**Extract:**

Jane, who could very well have a pair of wings on her back as far as I’m concerned, assists me in ‘putting all my ducks in a row’. Let’s see, I have Skip, my cousin Traci who lives in Reno, the hotel staff whom I’ve come to know well…I think I can do this…”Yes, let’s do it!”
As I get ready to leave Nurse Tammy informs me that the doctor wants me to have CT scans done on my neck and lower back to compare side by side with my MRI. Fortunately this can be done at the Incline Village Hospital just down the road.
After a call to Skip, I’m on my way to my first ever CT scan. Everything goes smoothly so I’m back at my hotel by 3:30. Oops! Did I miss out on lunch again? While I was being scanned Skip picked up two containers of fresh, homemade soup for me from the local deli. These are supposed to go into the fridge to provide post LP meals but I decide to enjoy some now. Exhausted, both physically and mentally, I call it a day.
Determined to make my last meal upright a big one I gorge myself at breakfast prior to my 6:45 AM pickup. Because I will be spending the entire day at the office I have all I will need in hand, including food and drink.
I am advised that a little caffeine can help with any possible headache so I bring a small can of Pepsi along with plenty of H2O. My lunch will be a banana and a pureed butternut squash soup which I can easily sip through a straw. Drinking straws will be a key to obtaining fluid and nourishment while lying down….Ever try eating or drinking while lying flat?
I arrive on time for the 7:30 appt. As expected, the procedure is a piece of cake with the longest time spent waiting for my cerebrospinal fluid (CSF) to drip, drip, drip into the four tubes Dr. P uses to collect enough fluid to be able to freeze for future tests and studies.
As is commonly the case with ME/CFS patients my CSF pressure is higher than normal but Dr. P. informs me it’s lower than last time. I then mention I would like to envision what I would like the tests to show; in order words, “hope for the best” but I’m confused as to what that is, so I ask, “What would be the best case scenario?”
“That’s a very good question” he answers, “Inflammation from viral reactivation”.
In just a few minutes the procedure is done and I am moved to the recovery room. Dr. P relocated to this new building about a year ago and it’s obvious this room was designed with this purporse in mind as it comes equipped with its own restroom and is quiet and comfortable. I know I’ll be spending the entire day here so I request, and am given, 2 liters of saline to help replenish the CSF I’ve lost. Naps, lunch and phone calls follow and before I know it it’s 3:30 and it’s time to go.
Cousin Traci is the one who will transport me to the hotel….there’s just one problem, however, her passenger seat does not fully recline. (Remember, I’m supposed to lie as flat as possible) and the struggle to crawl in and then try to remain horizontal in a partially upright seat….is painful. The 30 minute ride seems like an eternity. Thankfully I had received a ½ dose of a Toradol injection to help with the possible pain which can result from such contorted positions.

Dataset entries
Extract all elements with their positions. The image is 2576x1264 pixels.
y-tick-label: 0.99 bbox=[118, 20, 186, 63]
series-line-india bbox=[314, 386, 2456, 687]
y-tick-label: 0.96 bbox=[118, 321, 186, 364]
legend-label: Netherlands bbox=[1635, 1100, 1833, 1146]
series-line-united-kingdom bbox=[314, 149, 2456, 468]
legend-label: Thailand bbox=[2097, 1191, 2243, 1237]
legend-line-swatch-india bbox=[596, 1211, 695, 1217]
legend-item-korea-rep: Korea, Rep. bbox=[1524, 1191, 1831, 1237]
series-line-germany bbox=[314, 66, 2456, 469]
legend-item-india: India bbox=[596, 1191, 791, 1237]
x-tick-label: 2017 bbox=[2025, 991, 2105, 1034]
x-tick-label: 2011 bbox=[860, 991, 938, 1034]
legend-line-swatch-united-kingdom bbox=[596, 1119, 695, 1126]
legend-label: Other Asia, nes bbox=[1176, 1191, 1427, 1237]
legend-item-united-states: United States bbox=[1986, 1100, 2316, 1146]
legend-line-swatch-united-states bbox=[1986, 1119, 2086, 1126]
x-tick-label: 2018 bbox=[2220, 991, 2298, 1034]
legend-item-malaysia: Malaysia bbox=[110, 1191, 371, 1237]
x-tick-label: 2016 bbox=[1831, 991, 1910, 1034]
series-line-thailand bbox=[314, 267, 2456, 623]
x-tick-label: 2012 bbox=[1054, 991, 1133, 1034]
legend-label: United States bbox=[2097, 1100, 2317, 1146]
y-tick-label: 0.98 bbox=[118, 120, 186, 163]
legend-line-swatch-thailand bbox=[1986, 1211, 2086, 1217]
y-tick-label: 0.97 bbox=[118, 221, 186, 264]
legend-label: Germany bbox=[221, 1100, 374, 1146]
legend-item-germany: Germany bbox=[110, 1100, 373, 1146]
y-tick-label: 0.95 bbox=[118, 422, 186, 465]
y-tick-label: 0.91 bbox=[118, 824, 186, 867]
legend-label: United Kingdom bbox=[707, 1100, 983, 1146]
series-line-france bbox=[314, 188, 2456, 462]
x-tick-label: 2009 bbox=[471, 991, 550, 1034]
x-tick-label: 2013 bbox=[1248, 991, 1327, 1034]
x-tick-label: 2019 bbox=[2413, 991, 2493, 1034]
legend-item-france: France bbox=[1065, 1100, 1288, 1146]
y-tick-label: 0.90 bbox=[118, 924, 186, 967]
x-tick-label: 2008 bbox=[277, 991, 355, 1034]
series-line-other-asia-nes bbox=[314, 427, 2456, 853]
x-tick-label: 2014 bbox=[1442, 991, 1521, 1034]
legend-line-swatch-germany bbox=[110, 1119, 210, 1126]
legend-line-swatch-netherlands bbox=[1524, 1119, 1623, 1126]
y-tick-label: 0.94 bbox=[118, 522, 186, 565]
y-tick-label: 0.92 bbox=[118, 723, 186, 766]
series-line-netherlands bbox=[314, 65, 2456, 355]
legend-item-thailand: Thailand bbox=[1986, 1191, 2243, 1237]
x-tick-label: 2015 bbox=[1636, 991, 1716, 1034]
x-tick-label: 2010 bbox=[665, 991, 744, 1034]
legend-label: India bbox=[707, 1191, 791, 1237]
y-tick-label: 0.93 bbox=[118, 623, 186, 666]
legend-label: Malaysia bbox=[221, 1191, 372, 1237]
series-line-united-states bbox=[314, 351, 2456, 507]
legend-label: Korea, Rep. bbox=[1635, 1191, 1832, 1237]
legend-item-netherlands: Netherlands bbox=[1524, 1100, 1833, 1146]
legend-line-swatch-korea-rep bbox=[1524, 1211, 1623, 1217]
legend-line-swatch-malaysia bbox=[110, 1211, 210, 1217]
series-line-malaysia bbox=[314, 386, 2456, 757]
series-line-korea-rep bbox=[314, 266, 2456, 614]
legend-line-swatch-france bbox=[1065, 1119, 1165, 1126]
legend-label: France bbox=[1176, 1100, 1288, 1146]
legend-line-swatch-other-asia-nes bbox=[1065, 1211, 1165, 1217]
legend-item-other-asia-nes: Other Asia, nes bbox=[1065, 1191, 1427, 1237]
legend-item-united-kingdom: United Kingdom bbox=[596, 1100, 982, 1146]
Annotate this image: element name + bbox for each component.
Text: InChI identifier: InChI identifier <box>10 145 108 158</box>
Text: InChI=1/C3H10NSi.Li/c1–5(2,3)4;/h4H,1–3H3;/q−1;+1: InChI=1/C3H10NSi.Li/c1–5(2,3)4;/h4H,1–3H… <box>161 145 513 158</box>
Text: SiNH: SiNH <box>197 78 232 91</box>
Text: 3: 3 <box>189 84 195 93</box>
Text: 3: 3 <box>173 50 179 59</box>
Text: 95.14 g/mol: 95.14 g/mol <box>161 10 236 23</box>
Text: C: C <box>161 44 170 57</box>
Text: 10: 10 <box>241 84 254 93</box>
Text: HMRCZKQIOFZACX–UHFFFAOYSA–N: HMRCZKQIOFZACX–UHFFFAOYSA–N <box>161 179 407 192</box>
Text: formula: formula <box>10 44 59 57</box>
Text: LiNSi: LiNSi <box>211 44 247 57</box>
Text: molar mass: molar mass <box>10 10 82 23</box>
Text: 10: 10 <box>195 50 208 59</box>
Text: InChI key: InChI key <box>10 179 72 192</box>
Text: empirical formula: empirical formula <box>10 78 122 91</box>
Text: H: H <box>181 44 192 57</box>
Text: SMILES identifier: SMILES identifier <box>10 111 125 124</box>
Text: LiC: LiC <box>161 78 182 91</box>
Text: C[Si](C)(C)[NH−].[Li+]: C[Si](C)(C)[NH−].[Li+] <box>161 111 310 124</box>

**Exercise requirements:**
**A.** Write out the narrative from "Determined to make" up to and including "food and drink.".
**B.** In the narrative, how many tubes does Dr. P use to collect the cerebrospinal fluid?
The data stands apart from the narrative and is separate material.

**Solved problems:**
**A.**
Determined to make my last meal upright a big one I gorge myself at breakfast prior to my 6:45 AM pickup. Because I will be spending the entire day at the office I have all I will need in hand, including food and drink.

**B.** Four.